### Problem description
Lines before the one containing "What data populates" are excluded; reproduce that line and all lines after it in the entries below, exactly.

===== Given entries

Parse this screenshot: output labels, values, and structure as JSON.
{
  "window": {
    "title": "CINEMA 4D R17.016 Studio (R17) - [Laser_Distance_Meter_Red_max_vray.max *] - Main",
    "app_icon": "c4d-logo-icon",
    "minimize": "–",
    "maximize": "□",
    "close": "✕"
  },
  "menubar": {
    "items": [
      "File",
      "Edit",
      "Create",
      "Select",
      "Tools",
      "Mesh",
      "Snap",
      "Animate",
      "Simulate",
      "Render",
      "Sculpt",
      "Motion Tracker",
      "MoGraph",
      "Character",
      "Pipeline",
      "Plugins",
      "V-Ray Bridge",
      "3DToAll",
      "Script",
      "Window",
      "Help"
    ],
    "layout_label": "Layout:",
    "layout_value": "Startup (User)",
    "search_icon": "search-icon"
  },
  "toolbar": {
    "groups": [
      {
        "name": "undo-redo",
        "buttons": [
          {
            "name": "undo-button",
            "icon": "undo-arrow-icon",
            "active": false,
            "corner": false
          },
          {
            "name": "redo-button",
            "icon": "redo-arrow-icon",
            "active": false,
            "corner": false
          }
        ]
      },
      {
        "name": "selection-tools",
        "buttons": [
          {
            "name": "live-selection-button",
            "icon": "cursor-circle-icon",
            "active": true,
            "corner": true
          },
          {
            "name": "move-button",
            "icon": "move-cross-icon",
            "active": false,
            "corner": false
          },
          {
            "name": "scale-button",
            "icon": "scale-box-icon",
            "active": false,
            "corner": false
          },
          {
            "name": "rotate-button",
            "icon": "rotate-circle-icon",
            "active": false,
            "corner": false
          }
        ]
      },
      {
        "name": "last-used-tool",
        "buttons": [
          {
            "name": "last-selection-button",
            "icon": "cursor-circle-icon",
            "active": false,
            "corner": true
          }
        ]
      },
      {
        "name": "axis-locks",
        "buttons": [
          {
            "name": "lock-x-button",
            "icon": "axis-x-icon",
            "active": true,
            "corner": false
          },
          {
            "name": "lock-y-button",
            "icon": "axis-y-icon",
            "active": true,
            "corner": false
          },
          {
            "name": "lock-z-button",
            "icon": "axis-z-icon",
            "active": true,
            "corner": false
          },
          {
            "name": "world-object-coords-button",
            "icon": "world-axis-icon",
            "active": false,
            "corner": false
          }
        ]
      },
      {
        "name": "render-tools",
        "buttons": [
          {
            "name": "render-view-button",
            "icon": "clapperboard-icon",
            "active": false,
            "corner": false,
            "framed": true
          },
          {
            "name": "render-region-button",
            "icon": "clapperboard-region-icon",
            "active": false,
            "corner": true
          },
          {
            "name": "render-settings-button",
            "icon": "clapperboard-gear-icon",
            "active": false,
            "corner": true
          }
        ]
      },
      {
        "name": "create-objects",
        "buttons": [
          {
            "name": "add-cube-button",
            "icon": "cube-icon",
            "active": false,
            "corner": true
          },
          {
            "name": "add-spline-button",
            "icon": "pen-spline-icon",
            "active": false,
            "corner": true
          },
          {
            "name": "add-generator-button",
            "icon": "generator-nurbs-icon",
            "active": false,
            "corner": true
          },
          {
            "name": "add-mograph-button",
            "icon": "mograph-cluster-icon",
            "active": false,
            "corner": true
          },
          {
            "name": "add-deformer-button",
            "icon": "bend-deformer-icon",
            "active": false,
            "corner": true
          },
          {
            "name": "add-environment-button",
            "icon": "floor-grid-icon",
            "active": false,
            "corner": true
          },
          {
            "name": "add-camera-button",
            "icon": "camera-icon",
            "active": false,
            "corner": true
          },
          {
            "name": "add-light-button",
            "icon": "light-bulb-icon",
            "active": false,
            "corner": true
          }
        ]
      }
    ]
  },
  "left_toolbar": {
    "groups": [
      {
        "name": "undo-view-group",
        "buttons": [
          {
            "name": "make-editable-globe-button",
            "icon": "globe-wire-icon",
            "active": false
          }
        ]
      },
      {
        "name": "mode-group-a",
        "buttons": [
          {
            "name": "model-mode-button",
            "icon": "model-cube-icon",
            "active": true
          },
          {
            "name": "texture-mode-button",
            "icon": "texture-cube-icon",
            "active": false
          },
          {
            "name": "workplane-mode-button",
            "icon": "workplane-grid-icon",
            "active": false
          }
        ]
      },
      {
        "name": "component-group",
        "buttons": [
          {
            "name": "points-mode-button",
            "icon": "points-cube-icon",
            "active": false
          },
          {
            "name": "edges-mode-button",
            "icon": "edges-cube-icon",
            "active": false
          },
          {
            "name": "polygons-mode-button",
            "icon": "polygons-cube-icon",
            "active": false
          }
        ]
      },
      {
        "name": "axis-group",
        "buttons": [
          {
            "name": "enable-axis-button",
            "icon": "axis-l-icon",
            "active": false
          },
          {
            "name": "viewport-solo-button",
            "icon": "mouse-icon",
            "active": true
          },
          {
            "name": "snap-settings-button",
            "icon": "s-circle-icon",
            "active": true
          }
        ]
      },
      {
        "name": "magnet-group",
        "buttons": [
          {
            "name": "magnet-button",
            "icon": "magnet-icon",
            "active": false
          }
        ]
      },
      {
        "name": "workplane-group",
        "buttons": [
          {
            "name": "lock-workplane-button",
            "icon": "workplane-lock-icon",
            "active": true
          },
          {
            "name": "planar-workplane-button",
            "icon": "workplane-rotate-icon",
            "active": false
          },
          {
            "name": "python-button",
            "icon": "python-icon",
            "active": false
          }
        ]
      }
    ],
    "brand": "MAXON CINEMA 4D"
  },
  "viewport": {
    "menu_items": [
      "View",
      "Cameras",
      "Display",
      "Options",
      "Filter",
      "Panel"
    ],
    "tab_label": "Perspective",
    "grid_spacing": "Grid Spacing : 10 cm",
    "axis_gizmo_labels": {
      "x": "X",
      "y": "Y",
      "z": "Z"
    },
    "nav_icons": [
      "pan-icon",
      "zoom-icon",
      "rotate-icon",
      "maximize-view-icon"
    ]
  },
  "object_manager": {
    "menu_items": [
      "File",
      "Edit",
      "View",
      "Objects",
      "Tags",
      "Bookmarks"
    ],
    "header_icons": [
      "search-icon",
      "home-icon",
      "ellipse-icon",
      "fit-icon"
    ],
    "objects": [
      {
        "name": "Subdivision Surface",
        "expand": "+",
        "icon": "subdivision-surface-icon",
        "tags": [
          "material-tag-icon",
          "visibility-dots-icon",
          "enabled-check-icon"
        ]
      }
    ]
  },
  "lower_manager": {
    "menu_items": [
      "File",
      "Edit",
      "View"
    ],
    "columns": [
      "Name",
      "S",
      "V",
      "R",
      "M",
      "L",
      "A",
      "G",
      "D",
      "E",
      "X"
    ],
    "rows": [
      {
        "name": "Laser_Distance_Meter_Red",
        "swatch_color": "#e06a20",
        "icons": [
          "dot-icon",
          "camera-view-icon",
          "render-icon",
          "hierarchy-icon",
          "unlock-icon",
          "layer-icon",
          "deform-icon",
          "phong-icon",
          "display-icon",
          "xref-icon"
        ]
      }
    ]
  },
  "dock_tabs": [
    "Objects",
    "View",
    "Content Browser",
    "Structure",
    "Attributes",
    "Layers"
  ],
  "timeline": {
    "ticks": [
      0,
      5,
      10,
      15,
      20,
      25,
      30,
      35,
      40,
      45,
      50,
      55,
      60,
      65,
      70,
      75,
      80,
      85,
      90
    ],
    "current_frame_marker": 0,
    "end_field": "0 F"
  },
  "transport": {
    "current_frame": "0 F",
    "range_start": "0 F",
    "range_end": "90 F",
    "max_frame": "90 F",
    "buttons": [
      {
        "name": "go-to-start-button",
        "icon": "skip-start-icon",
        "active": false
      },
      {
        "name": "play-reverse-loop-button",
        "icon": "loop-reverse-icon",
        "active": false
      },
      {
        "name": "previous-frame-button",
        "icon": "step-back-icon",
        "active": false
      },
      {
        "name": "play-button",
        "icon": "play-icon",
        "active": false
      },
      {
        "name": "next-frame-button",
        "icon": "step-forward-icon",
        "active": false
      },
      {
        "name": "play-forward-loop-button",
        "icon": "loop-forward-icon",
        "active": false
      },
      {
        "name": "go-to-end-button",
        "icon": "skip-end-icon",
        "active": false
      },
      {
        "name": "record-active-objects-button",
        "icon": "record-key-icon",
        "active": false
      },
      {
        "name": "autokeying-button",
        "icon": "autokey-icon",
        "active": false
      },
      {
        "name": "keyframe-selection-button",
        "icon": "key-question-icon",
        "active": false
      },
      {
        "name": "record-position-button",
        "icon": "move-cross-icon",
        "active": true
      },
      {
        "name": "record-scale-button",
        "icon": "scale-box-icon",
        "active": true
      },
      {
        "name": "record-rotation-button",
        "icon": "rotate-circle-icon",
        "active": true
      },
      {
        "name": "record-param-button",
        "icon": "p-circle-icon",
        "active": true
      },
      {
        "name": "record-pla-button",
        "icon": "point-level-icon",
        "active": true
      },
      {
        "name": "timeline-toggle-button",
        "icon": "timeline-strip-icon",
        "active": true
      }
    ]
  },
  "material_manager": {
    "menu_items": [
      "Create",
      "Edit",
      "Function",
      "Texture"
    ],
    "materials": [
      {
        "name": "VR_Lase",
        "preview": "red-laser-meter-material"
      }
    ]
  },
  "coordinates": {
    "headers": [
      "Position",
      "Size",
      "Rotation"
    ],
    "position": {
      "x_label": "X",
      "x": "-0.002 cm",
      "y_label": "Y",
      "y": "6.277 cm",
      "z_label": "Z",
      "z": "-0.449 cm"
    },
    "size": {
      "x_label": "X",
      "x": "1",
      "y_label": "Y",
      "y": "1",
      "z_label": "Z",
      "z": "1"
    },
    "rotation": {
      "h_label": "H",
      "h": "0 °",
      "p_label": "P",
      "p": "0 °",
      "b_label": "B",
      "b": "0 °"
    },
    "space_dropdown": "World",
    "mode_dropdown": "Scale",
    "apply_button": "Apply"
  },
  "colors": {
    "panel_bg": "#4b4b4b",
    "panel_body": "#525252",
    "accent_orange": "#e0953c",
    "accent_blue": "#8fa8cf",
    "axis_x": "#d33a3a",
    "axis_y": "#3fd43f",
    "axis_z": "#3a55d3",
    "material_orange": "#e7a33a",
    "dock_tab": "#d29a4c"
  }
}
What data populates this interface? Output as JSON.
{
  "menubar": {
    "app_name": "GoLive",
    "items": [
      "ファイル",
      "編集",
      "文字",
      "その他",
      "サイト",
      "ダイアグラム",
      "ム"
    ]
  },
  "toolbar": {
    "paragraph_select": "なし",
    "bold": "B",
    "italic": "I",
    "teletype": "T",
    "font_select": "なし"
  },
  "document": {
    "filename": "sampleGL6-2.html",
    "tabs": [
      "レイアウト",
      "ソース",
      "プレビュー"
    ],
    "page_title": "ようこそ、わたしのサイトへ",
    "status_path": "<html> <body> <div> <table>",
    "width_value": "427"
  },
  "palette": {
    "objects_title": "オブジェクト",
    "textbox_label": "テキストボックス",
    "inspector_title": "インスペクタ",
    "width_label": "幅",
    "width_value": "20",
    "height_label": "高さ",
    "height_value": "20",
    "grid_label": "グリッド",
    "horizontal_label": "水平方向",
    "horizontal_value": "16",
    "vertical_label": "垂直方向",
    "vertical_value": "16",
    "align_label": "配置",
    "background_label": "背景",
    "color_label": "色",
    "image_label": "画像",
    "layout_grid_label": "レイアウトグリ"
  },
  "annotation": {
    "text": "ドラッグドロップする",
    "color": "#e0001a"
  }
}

==========

### Exercise solution
What data populates this interface? Output as JSON.
{
  "menubar": {
    "app_name": "GoLive",
    "items": [
      "ファイル",
      "編集",
      "文字",
      "その他",
      "サイト",
      "ダイアグラム",
      "ム"
    ]
  },
  "toolbar": {
    "paragraph_select": "なし",
    "bold": "B",
    "italic": "I",
    "teletype": "T",
    "font_select": "なし"
  },
  "document": {
    "filename": "sampleGL6-2.html",
    "tabs": [
      "レイアウト",
      "ソース",
      "プレビュー"
    ],
    "page_title": "ようこそ、わたしのサイトへ",
    "status_path": "<html> <body> <div> <table>",
    "width_value": "427"
  },
  "palette": {
    "objects_title": "オブジェクト",
    "textbox_label": "テキストボックス",
    "inspector_title": "インスペクタ",
    "width_label": "幅",
    "width_value": "20",
    "height_label": "高さ",
    "height_value": "20",
    "grid_label": "グリッド",
    "horizontal_label": "水平方向",
    "horizontal_value": "16",
    "vertical_label": "垂直方向",
    "vertical_value": "16",
    "align_label": "配置",
    "background_label": "背景",
    "color_label": "色",
    "image_label": "画像",
    "layout_grid_label": "レイアウトグリ"
  },
  "annotation": {
    "text": "ドラッグドロップする",
    "color": "#e0001a"
  }
}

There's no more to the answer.